Given request =
Transcribe every line of the entries below character for character, but leave the pictures out.

Records supplied =

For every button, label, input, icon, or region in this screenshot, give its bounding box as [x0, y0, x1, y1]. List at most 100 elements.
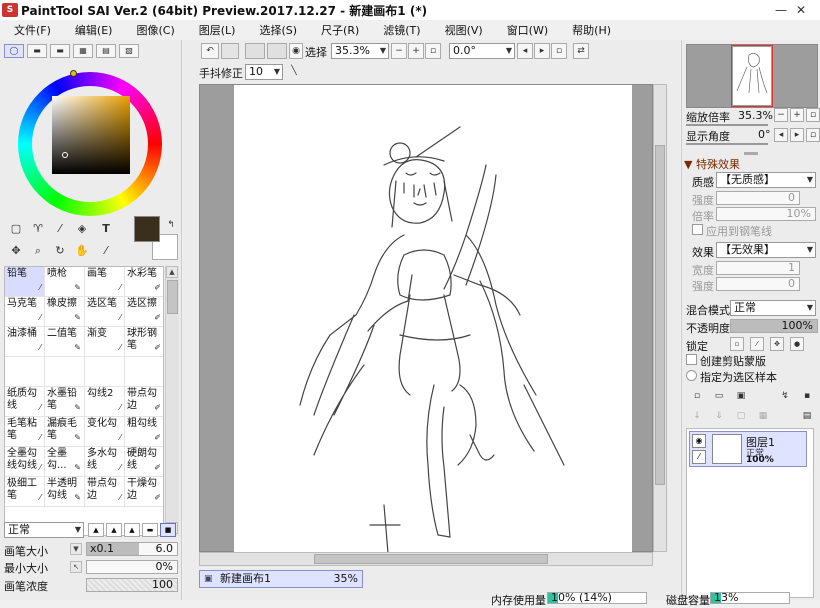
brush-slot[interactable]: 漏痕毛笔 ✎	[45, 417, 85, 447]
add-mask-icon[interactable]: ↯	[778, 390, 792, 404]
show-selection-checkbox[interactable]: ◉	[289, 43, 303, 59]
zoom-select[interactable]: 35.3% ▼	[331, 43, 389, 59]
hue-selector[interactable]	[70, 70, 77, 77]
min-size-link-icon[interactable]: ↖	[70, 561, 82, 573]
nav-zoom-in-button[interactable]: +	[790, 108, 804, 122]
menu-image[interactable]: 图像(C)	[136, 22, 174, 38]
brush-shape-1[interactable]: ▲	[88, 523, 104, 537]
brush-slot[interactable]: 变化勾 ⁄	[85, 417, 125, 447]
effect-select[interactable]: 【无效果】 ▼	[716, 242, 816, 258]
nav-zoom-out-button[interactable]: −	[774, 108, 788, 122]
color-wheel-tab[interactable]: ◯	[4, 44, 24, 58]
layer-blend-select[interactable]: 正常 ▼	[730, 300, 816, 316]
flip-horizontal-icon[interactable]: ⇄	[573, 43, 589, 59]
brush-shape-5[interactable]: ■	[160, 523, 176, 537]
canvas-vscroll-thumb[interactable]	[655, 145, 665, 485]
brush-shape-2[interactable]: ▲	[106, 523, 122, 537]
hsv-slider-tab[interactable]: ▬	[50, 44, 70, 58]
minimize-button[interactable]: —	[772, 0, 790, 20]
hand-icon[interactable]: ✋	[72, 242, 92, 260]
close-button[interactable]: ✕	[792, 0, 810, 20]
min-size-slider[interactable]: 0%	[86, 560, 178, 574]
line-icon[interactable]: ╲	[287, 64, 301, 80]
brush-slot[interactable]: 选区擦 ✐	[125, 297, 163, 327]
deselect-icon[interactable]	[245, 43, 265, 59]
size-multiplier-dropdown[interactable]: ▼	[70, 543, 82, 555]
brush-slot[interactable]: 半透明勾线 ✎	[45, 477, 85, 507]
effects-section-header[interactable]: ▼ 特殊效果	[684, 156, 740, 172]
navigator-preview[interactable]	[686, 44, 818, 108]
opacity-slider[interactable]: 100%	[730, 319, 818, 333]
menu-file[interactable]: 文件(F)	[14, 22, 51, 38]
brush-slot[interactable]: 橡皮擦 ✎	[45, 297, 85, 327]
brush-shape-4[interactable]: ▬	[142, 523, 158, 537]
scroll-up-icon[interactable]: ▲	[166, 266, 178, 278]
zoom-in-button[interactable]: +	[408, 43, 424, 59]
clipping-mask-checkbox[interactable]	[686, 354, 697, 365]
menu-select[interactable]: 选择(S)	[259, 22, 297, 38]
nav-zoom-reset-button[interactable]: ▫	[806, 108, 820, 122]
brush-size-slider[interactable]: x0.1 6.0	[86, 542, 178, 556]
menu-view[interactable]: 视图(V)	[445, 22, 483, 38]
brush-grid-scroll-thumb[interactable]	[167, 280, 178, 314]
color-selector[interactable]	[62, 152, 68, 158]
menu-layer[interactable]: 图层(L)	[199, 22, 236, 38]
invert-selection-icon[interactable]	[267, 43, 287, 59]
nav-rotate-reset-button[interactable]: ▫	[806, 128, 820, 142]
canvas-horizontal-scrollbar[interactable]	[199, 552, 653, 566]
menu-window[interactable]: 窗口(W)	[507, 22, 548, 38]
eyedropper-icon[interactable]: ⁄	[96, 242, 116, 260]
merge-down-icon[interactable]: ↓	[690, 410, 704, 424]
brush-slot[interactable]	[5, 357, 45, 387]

Task result =
For every button, label, input, icon, or region in this screenshot, give its bounding box as [x0, y0, x1, y1]. List at most 100 elements.
brush-slot[interactable]: 漏痕毛笔 ✎	[45, 417, 85, 447]
add-mask-icon[interactable]: ↯	[778, 390, 792, 404]
show-selection-checkbox[interactable]: ◉	[289, 43, 303, 59]
zoom-select[interactable]: 35.3% ▼	[331, 43, 389, 59]
hue-selector[interactable]	[70, 70, 77, 77]
min-size-link-icon[interactable]: ↖	[70, 561, 82, 573]
nav-zoom-in-button[interactable]: +	[790, 108, 804, 122]
menu-image[interactable]: 图像(C)	[136, 22, 174, 38]
brush-shape-1[interactable]: ▲	[88, 523, 104, 537]
brush-slot[interactable]: 变化勾 ⁄	[85, 417, 125, 447]
effect-select[interactable]: 【无效果】 ▼	[716, 242, 816, 258]
nav-zoom-out-button[interactable]: −	[774, 108, 788, 122]
color-wheel-tab[interactable]: ◯	[4, 44, 24, 58]
layer-blend-select[interactable]: 正常 ▼	[730, 300, 816, 316]
flip-horizontal-icon[interactable]: ⇄	[573, 43, 589, 59]
brush-shape-5[interactable]: ■	[160, 523, 176, 537]
canvas-vscroll-thumb[interactable]	[655, 145, 665, 485]
brush-shape-2[interactable]: ▲	[106, 523, 122, 537]
hsv-slider-tab[interactable]: ▬	[50, 44, 70, 58]
minimize-button[interactable]: —	[772, 0, 790, 20]
hand-icon[interactable]: ✋	[72, 242, 92, 260]
close-button[interactable]: ✕	[792, 0, 810, 20]
min-size-slider[interactable]: 0%	[86, 560, 178, 574]
line-icon[interactable]: ╲	[287, 64, 301, 80]
brush-slot[interactable]: 选区擦 ✐	[125, 297, 163, 327]
deselect-icon[interactable]	[245, 43, 265, 59]
size-multiplier-dropdown[interactable]: ▼	[70, 543, 82, 555]
brush-slot[interactable]: 半透明勾线 ✎	[45, 477, 85, 507]
effects-section-header[interactable]: ▼ 特殊效果	[684, 156, 740, 172]
navigator-preview[interactable]	[686, 44, 818, 108]
opacity-slider[interactable]: 100%	[730, 319, 818, 333]
menu-file[interactable]: 文件(F)	[14, 22, 51, 38]
brush-slot[interactable]: 橡皮擦 ✎	[45, 297, 85, 327]
brush-shape-4[interactable]: ▬	[142, 523, 158, 537]
scroll-up-icon[interactable]: ▲	[166, 266, 178, 278]
zoom-in-button[interactable]: +	[408, 43, 424, 59]
clipping-mask-checkbox[interactable]	[686, 354, 697, 365]
menu-select[interactable]: 选择(S)	[259, 22, 297, 38]
nav-zoom-reset-button[interactable]: ▫	[806, 108, 820, 122]
brush-size-slider[interactable]: x0.1 6.0	[86, 542, 178, 556]
menu-view[interactable]: 视图(V)	[445, 22, 483, 38]
brush-grid-scroll-thumb[interactable]	[167, 280, 178, 314]
color-selector[interactable]	[62, 152, 68, 158]
menu-layer[interactable]: 图层(L)	[199, 22, 236, 38]
invert-selection-icon[interactable]	[267, 43, 287, 59]
nav-rotate-reset-button[interactable]: ▫	[806, 128, 820, 142]
canvas-horizontal-scrollbar[interactable]	[199, 552, 653, 566]
menu-window[interactable]: 窗口(W)	[507, 22, 548, 38]
eyedropper-icon[interactable]: ⁄	[96, 242, 116, 260]
merge-down-icon[interactable]: ↓	[690, 410, 704, 424]
brush-slot[interactable]	[5, 357, 45, 387]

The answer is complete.